--- Dataset ---

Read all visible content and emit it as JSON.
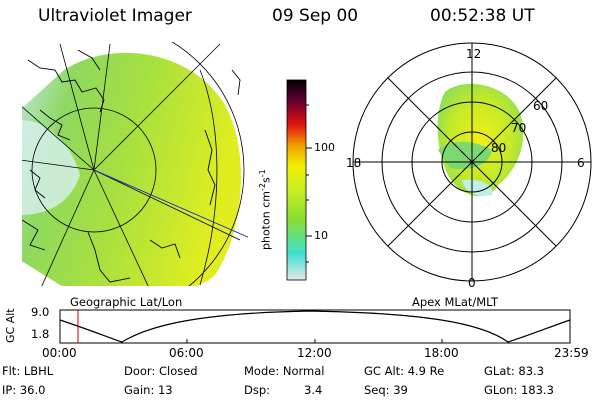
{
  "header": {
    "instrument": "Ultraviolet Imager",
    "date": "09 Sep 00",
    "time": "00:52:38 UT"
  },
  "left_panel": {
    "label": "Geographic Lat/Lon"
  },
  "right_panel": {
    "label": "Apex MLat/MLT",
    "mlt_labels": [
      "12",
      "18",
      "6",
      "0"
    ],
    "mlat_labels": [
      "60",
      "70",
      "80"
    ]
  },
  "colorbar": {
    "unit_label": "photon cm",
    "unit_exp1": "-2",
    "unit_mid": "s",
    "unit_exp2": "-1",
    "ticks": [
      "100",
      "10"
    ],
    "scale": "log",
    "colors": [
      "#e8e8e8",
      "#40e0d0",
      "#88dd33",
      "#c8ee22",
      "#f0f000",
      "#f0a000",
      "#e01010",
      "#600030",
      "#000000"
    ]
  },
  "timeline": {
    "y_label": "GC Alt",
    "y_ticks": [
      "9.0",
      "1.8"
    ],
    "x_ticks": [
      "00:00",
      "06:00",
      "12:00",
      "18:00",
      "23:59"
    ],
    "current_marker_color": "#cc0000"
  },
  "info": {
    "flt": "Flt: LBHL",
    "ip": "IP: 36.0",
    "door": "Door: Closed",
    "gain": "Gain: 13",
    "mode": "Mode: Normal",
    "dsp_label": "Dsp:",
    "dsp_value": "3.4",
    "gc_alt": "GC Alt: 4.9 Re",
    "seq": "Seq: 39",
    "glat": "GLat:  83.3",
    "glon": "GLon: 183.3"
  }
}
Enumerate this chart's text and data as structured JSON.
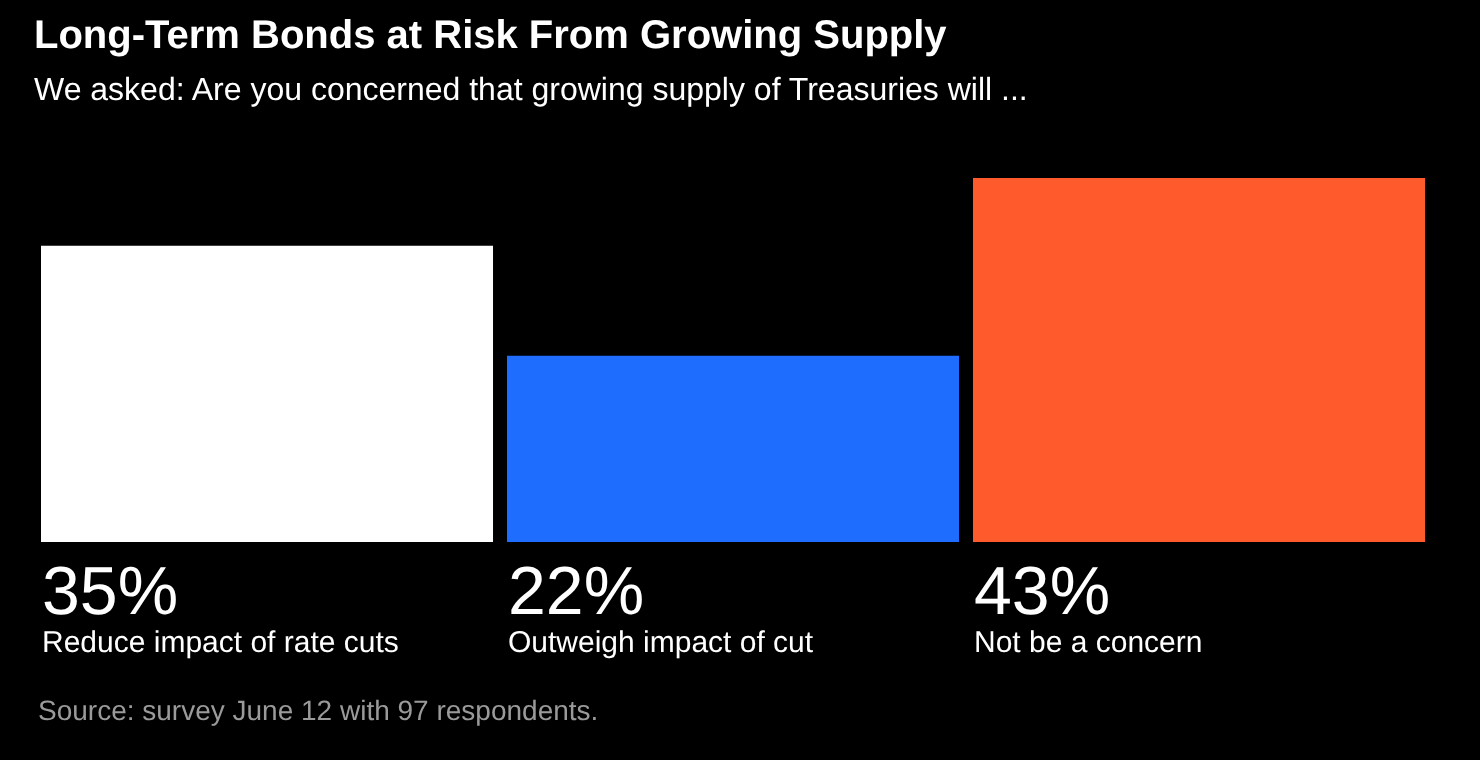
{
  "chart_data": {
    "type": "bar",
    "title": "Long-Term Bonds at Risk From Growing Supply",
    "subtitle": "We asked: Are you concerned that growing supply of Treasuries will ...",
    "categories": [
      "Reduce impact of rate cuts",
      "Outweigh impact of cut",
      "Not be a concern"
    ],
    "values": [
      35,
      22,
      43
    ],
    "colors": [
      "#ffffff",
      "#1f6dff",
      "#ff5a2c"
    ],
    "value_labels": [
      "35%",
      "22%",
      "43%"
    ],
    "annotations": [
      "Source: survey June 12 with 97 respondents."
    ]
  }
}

---

Extract, verbatim and alone, the lines from the line that contains "Enumerate this chart's" to the last line of the records, inclusive; drop any picture.

Enumerate this chart's text and data as structured JSON.
{
  "chart_data": {
    "type": "bar",
    "title": "Long-Term Bonds at Risk From Growing Supply",
    "subtitle": "We asked: Are you concerned that growing supply of Treasuries will ...",
    "categories": [
      "Reduce impact of rate cuts",
      "Outweigh impact of cut",
      "Not be a concern"
    ],
    "values": [
      35,
      22,
      43
    ],
    "colors": [
      "#ffffff",
      "#1f6dff",
      "#ff5a2c"
    ],
    "value_labels": [
      "35%",
      "22%",
      "43%"
    ],
    "annotations": [
      "Source: survey June 12 with 97 respondents."
    ]
  }
}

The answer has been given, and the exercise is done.